Find how many lines of the listing include the string "积极分子", and report only that figure.

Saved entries
● ● ● ● ● ● ●
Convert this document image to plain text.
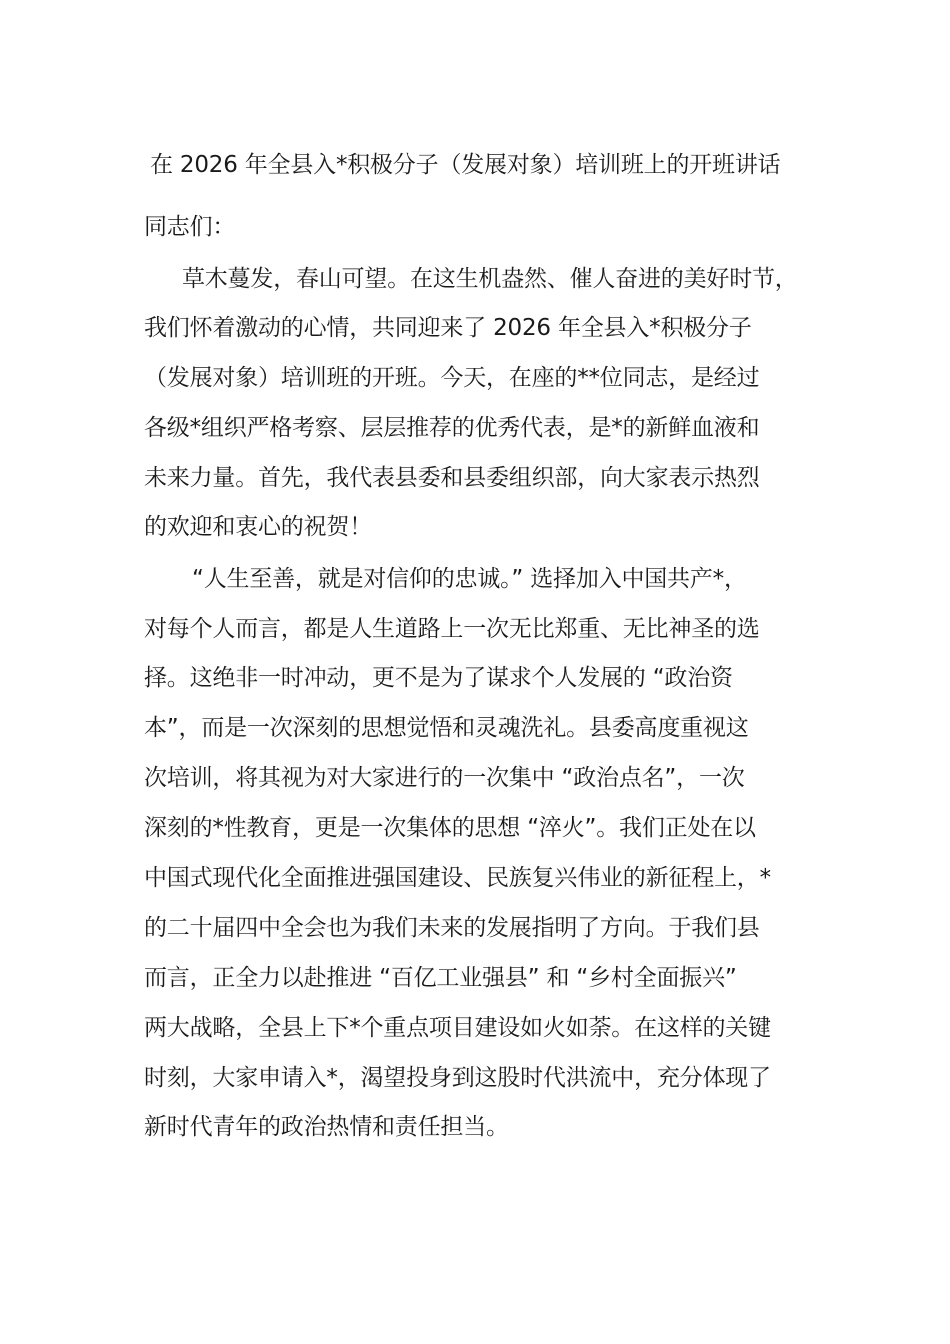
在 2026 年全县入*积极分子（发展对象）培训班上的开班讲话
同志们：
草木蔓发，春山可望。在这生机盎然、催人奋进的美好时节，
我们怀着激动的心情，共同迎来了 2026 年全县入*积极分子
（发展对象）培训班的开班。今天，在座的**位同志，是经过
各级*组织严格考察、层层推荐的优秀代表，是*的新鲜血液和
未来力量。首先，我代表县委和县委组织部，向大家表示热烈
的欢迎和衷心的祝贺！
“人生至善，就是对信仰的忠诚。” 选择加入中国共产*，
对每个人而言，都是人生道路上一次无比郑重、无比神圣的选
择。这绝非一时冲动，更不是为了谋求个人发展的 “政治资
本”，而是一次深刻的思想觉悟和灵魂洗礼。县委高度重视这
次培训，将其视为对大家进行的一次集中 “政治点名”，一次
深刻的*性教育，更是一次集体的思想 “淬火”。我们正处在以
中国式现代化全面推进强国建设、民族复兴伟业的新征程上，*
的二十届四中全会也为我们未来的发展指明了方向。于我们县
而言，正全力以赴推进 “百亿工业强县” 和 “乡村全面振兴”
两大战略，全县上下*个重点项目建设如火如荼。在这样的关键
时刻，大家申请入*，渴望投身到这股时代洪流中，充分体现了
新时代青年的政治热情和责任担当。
● ● ● ● ● ● ●
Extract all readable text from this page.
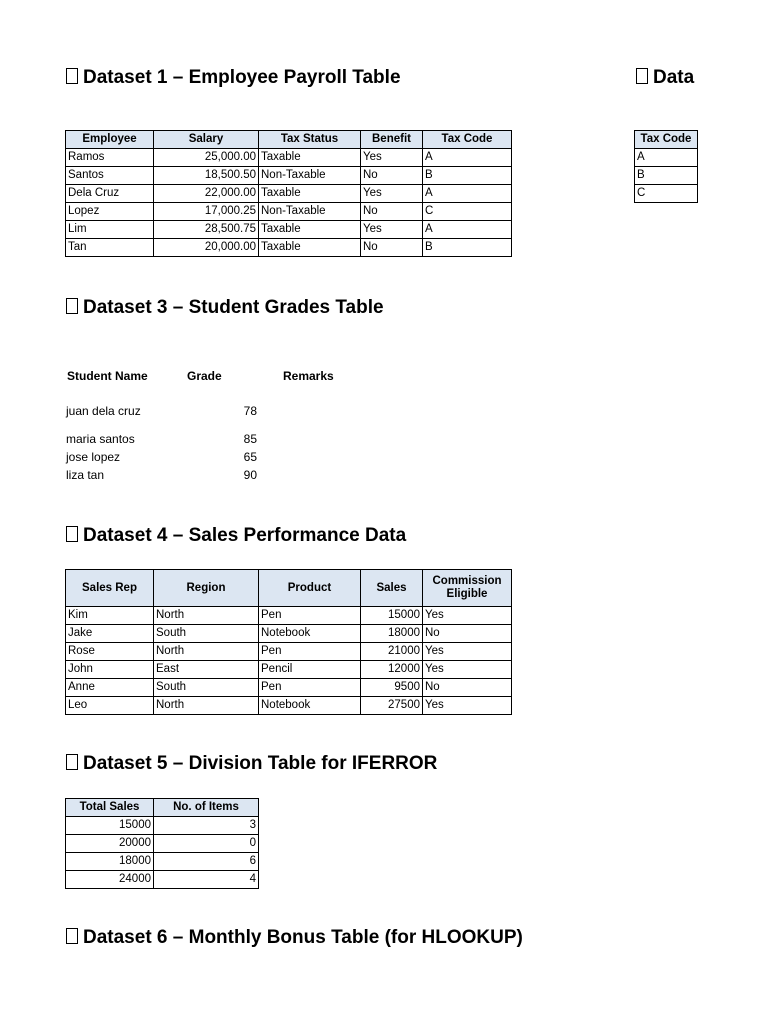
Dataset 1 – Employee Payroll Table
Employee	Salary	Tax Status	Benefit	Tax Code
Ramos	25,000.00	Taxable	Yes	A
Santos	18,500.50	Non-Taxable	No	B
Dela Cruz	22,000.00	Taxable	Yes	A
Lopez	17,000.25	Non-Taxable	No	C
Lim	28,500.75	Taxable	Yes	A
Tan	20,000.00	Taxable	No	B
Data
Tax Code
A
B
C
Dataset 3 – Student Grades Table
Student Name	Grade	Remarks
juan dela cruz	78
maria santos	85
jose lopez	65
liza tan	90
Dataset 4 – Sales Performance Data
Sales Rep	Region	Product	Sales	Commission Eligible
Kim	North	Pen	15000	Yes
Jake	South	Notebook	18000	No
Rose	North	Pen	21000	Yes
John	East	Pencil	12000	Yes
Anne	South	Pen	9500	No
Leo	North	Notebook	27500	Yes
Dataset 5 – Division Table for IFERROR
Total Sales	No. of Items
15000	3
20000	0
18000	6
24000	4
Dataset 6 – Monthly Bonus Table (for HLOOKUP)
● ● ● ● ● ● ●
Final answer – 2